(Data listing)
▼
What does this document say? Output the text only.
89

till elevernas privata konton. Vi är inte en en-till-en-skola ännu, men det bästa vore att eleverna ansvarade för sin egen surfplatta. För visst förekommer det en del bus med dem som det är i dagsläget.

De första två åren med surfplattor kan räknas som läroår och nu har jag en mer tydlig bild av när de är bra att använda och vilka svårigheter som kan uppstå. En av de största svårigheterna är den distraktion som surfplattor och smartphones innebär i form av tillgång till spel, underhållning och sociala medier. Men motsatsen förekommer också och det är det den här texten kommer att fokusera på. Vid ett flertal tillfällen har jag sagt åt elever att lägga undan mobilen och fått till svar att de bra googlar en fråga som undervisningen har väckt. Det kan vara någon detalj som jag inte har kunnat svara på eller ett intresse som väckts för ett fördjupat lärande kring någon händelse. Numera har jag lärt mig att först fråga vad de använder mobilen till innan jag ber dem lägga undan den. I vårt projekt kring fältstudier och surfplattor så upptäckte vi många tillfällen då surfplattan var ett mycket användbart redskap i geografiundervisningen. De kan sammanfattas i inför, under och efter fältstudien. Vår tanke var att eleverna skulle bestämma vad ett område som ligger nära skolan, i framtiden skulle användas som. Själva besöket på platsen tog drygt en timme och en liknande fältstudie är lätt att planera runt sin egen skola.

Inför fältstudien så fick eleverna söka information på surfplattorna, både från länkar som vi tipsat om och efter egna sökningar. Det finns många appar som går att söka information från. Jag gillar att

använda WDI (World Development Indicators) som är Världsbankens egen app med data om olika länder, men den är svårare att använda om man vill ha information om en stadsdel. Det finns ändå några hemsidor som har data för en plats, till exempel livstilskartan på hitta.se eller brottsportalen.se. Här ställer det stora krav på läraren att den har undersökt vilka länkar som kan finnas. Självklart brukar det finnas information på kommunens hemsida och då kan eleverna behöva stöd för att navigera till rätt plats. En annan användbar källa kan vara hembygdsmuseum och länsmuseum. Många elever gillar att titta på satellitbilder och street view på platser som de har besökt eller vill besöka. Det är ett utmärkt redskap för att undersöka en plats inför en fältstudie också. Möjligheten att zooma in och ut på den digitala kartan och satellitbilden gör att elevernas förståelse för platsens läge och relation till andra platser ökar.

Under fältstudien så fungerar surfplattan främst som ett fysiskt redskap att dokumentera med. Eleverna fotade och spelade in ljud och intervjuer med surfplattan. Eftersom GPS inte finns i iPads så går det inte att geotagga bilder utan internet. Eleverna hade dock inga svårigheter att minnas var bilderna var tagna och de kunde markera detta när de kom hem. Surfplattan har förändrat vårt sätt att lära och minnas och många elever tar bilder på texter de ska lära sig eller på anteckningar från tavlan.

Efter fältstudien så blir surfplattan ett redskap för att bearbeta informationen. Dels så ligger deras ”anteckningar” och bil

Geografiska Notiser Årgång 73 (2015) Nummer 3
▲
■ WHAT IS EXPECTED ■
Repeat the data verbatim.

■ THE REPLY ■
What does this document say? Output the text only.
89

till elevernas privata konton. Vi är inte en en-till-en-skola ännu, men det bästa vore att eleverna ansvarade för sin egen surfplatta. För visst förekommer det en del bus med dem som det är i dagsläget.

De första två åren med surfplattor kan räknas som läroår och nu har jag en mer tydlig bild av när de är bra att använda och vilka svårigheter som kan uppstå. En av de största svårigheterna är den distraktion som surfplattor och smartphones innebär i form av tillgång till spel, underhållning och sociala medier. Men motsatsen förekommer också och det är det den här texten kommer att fokusera på. Vid ett flertal tillfällen har jag sagt åt elever att lägga undan mobilen och fått till svar att de bra googlar en fråga som undervisningen har väckt. Det kan vara någon detalj som jag inte har kunnat svara på eller ett intresse som väckts för ett fördjupat lärande kring någon händelse. Numera har jag lärt mig att först fråga vad de använder mobilen till innan jag ber dem lägga undan den. I vårt projekt kring fältstudier och surfplattor så upptäckte vi många tillfällen då surfplattan var ett mycket användbart redskap i geografiundervisningen. De kan sammanfattas i inför, under och efter fältstudien. Vår tanke var att eleverna skulle bestämma vad ett område som ligger nära skolan, i framtiden skulle användas som. Själva besöket på platsen tog drygt en timme och en liknande fältstudie är lätt att planera runt sin egen skola.

Inför fältstudien så fick eleverna söka information på surfplattorna, både från länkar som vi tipsat om och efter egna sökningar. Det finns många appar som går att söka information från. Jag gillar att

använda WDI (World Development Indicators) som är Världsbankens egen app med data om olika länder, men den är svårare att använda om man vill ha information om en stadsdel. Det finns ändå några hemsidor som har data för en plats, till exempel livstilskartan på hitta.se eller brottsportalen.se. Här ställer det stora krav på läraren att den har undersökt vilka länkar som kan finnas. Självklart brukar det finnas information på kommunens hemsida och då kan eleverna behöva stöd för att navigera till rätt plats. En annan användbar källa kan vara hembygdsmuseum och länsmuseum. Många elever gillar att titta på satellitbilder och street view på platser som de har besökt eller vill besöka. Det är ett utmärkt redskap för att undersöka en plats inför en fältstudie också. Möjligheten att zooma in och ut på den digitala kartan och satellitbilden gör att elevernas förståelse för platsens läge och relation till andra platser ökar.

Under fältstudien så fungerar surfplattan främst som ett fysiskt redskap att dokumentera med. Eleverna fotade och spelade in ljud och intervjuer med surfplattan. Eftersom GPS inte finns i iPads så går det inte att geotagga bilder utan internet. Eleverna hade dock inga svårigheter att minnas var bilderna var tagna och de kunde markera detta när de kom hem. Surfplattan har förändrat vårt sätt att lära och minnas och många elever tar bilder på texter de ska lära sig eller på anteckningar från tavlan.

Efter fältstudien så blir surfplattan ett redskap för att bearbeta informationen. Dels så ligger deras ”anteckningar” och bil

Geografiska Notiser Årgång 73 (2015) Nummer 3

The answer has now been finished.